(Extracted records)
━━━━━━━━━━━━━━━━━━━━

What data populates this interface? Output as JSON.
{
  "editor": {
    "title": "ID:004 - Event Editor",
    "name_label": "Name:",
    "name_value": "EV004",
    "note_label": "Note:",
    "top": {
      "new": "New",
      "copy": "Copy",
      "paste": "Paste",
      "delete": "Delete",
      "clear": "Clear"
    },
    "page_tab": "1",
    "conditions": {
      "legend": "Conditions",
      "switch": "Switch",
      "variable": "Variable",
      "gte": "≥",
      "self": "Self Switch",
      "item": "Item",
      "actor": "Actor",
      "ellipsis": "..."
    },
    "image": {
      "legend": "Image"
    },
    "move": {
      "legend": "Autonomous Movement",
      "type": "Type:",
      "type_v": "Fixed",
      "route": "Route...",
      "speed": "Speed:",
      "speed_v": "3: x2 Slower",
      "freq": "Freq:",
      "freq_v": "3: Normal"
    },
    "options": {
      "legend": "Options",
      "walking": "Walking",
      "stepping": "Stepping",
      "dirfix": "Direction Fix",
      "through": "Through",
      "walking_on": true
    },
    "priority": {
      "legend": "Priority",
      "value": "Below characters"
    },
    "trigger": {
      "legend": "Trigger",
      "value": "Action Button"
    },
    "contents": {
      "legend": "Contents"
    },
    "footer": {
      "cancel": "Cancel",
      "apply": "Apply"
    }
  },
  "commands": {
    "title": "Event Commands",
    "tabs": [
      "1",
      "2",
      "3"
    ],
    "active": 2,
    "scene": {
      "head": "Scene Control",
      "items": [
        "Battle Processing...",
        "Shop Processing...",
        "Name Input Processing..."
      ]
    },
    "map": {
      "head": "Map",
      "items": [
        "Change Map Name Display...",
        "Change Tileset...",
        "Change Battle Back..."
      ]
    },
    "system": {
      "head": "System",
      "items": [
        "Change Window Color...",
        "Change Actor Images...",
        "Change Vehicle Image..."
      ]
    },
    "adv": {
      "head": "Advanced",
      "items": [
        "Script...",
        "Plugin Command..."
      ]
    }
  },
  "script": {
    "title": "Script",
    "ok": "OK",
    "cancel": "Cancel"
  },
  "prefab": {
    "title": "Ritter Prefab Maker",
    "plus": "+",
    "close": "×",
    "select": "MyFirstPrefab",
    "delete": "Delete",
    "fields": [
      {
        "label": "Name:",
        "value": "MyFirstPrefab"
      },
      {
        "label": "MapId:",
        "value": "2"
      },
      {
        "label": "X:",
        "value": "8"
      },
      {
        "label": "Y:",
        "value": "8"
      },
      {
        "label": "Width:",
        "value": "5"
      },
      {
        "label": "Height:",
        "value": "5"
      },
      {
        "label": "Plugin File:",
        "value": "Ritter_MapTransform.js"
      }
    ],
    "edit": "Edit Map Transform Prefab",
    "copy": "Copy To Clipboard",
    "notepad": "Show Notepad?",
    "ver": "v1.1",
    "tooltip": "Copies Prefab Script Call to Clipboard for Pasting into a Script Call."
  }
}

━━━━━━━━━━━━━━━━━━━━

__GIVEN INSTRUCTION__
Transcribe all the entries, keeping each one exactly as it is.

__FULL SOLUTION__
What data populates this interface? Output as JSON.
{
  "editor": {
    "title": "ID:004 - Event Editor",
    "name_label": "Name:",
    "name_value": "EV004",
    "note_label": "Note:",
    "top": {
      "new": "New",
      "copy": "Copy",
      "paste": "Paste",
      "delete": "Delete",
      "clear": "Clear"
    },
    "page_tab": "1",
    "conditions": {
      "legend": "Conditions",
      "switch": "Switch",
      "variable": "Variable",
      "gte": "≥",
      "self": "Self Switch",
      "item": "Item",
      "actor": "Actor",
      "ellipsis": "..."
    },
    "image": {
      "legend": "Image"
    },
    "move": {
      "legend": "Autonomous Movement",
      "type": "Type:",
      "type_v": "Fixed",
      "route": "Route...",
      "speed": "Speed:",
      "speed_v": "3: x2 Slower",
      "freq": "Freq:",
      "freq_v": "3: Normal"
    },
    "options": {
      "legend": "Options",
      "walking": "Walking",
      "stepping": "Stepping",
      "dirfix": "Direction Fix",
      "through": "Through",
      "walking_on": true
    },
    "priority": {
      "legend": "Priority",
      "value": "Below characters"
    },
    "trigger": {
      "legend": "Trigger",
      "value": "Action Button"
    },
    "contents": {
      "legend": "Contents"
    },
    "footer": {
      "cancel": "Cancel",
      "apply": "Apply"
    }
  },
  "commands": {
    "title": "Event Commands",
    "tabs": [
      "1",
      "2",
      "3"
    ],
    "active": 2,
    "scene": {
      "head": "Scene Control",
      "items": [
        "Battle Processing...",
        "Shop Processing...",
        "Name Input Processing..."
      ]
    },
    "map": {
      "head": "Map",
      "items": [
        "Change Map Name Display...",
        "Change Tileset...",
        "Change Battle Back..."
      ]
    },
    "system": {
      "head": "System",
      "items": [
        "Change Window Color...",
        "Change Actor Images...",
        "Change Vehicle Image..."
      ]
    },
    "adv": {
      "head": "Advanced",
      "items": [
        "Script...",
        "Plugin Command..."
      ]
    }
  },
  "script": {
    "title": "Script",
    "ok": "OK",
    "cancel": "Cancel"
  },
  "prefab": {
    "title": "Ritter Prefab Maker",
    "plus": "+",
    "close": "×",
    "select": "MyFirstPrefab",
    "delete": "Delete",
    "fields": [
      {
        "label": "Name:",
        "value": "MyFirstPrefab"
      },
      {
        "label": "MapId:",
        "value": "2"
      },
      {
        "label": "X:",
        "value": "8"
      },
      {
        "label": "Y:",
        "value": "8"
      },
      {
        "label": "Width:",
        "value": "5"
      },
      {
        "label": "Height:",
        "value": "5"
      },
      {
        "label": "Plugin File:",
        "value": "Ritter_MapTransform.js"
      }
    ],
    "edit": "Edit Map Transform Prefab",
    "copy": "Copy To Clipboard",
    "notepad": "Show Notepad?",
    "ver": "v1.1",
    "tooltip": "Copies Prefab Script Call to Clipboard for Pasting into a Script Call."
  }
}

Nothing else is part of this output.